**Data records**

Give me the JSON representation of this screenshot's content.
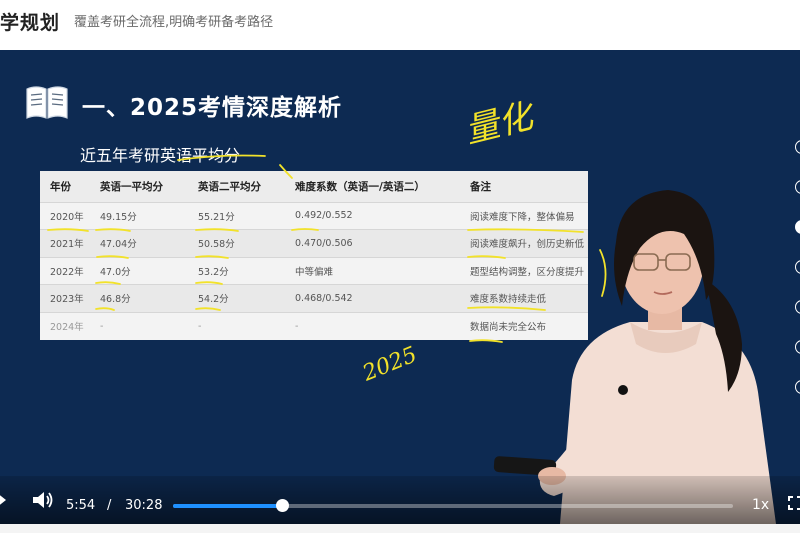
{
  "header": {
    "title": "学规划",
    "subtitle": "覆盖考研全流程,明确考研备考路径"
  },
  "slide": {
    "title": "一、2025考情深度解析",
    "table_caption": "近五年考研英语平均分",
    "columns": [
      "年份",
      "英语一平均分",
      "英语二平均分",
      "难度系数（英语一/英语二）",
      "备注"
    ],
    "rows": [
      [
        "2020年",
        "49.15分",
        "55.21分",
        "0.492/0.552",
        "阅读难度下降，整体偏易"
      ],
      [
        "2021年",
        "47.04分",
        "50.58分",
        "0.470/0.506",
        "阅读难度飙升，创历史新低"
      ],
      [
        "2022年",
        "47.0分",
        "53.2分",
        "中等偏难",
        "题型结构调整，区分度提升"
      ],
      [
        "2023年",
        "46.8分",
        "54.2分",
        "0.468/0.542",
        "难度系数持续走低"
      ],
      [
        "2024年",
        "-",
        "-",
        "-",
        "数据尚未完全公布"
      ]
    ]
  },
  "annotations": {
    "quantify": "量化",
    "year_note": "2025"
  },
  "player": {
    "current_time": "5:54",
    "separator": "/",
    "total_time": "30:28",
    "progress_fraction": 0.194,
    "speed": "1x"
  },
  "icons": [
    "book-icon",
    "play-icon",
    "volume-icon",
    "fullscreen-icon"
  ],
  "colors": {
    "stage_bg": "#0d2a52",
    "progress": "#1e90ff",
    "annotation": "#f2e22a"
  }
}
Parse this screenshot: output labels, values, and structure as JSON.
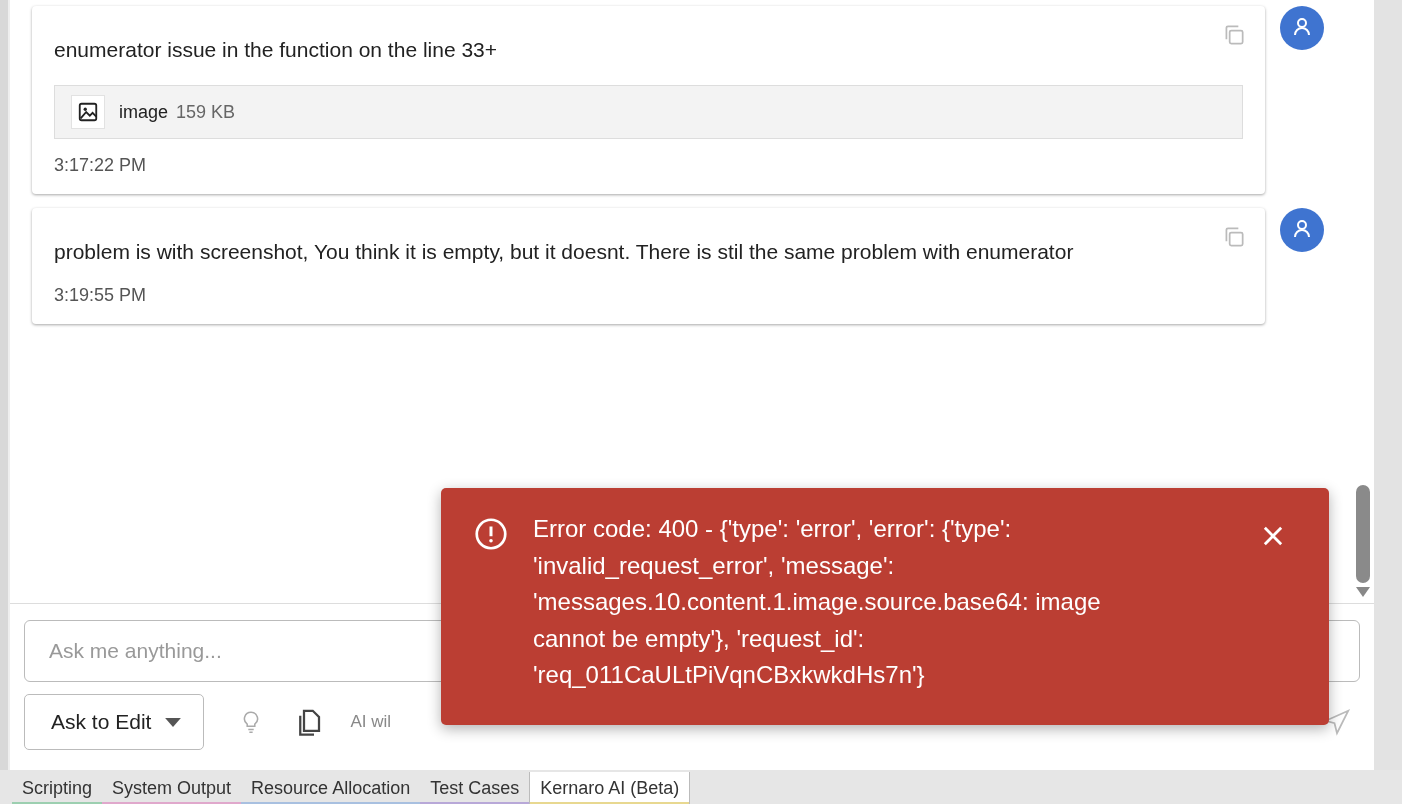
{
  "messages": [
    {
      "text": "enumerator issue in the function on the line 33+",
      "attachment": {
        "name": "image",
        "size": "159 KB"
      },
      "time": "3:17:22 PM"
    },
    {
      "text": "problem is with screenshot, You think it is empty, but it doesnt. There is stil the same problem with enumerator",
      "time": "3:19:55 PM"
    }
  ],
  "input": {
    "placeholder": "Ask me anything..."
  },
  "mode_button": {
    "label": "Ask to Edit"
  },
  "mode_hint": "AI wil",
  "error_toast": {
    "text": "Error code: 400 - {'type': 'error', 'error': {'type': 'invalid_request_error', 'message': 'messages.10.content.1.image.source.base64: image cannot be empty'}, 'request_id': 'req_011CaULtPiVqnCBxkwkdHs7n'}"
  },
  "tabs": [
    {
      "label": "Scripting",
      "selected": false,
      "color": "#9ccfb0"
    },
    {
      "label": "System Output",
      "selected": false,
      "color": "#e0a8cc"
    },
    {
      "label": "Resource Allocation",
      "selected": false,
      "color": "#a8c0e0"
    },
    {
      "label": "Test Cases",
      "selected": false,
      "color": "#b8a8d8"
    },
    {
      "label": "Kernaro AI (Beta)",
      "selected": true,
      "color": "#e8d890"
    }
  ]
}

**PROBLEM DESCRIPTION**
Reproduce each entry precisely, dropping only the pictures.

**EXERCISE RESPONSE**
Give me the JSON representation of this screenshot's content.
{
  "header": {
    "title": "学规划",
    "subtitle": "覆盖考研全流程,明确考研备考路径"
  },
  "slide": {
    "title": "一、2025考情深度解析",
    "table_caption": "近五年考研英语平均分",
    "columns": [
      "年份",
      "英语一平均分",
      "英语二平均分",
      "难度系数（英语一/英语二）",
      "备注"
    ],
    "rows": [
      [
        "2020年",
        "49.15分",
        "55.21分",
        "0.492/0.552",
        "阅读难度下降，整体偏易"
      ],
      [
        "2021年",
        "47.04分",
        "50.58分",
        "0.470/0.506",
        "阅读难度飙升，创历史新低"
      ],
      [
        "2022年",
        "47.0分",
        "53.2分",
        "中等偏难",
        "题型结构调整，区分度提升"
      ],
      [
        "2023年",
        "46.8分",
        "54.2分",
        "0.468/0.542",
        "难度系数持续走低"
      ],
      [
        "2024年",
        "-",
        "-",
        "-",
        "数据尚未完全公布"
      ]
    ]
  },
  "annotations": {
    "quantify": "量化",
    "year_note": "2025"
  },
  "player": {
    "current_time": "5:54",
    "separator": "/",
    "total_time": "30:28",
    "progress_fraction": 0.194,
    "speed": "1x"
  },
  "icons": [
    "book-icon",
    "play-icon",
    "volume-icon",
    "fullscreen-icon"
  ],
  "colors": {
    "stage_bg": "#0d2a52",
    "progress": "#1e90ff",
    "annotation": "#f2e22a"
  }
}
Parse this screenshot: output labels, values, and structure as JSON.
{
  "messages": [
    {
      "text": "enumerator issue in the function on the line 33+",
      "attachment": {
        "name": "image",
        "size": "159 KB"
      },
      "time": "3:17:22 PM"
    },
    {
      "text": "problem is with screenshot, You think it is empty, but it doesnt. There is stil the same problem with enumerator",
      "time": "3:19:55 PM"
    }
  ],
  "input": {
    "placeholder": "Ask me anything..."
  },
  "mode_button": {
    "label": "Ask to Edit"
  },
  "mode_hint": "AI wil",
  "error_toast": {
    "text": "Error code: 400 - {'type': 'error', 'error': {'type': 'invalid_request_error', 'message': 'messages.10.content.1.image.source.base64: image cannot be empty'}, 'request_id': 'req_011CaULtPiVqnCBxkwkdHs7n'}"
  },
  "tabs": [
    {
      "label": "Scripting",
      "selected": false,
      "color": "#9ccfb0"
    },
    {
      "label": "System Output",
      "selected": false,
      "color": "#e0a8cc"
    },
    {
      "label": "Resource Allocation",
      "selected": false,
      "color": "#a8c0e0"
    },
    {
      "label": "Test Cases",
      "selected": false,
      "color": "#b8a8d8"
    },
    {
      "label": "Kernaro AI (Beta)",
      "selected": true,
      "color": "#e8d890"
    }
  ]
}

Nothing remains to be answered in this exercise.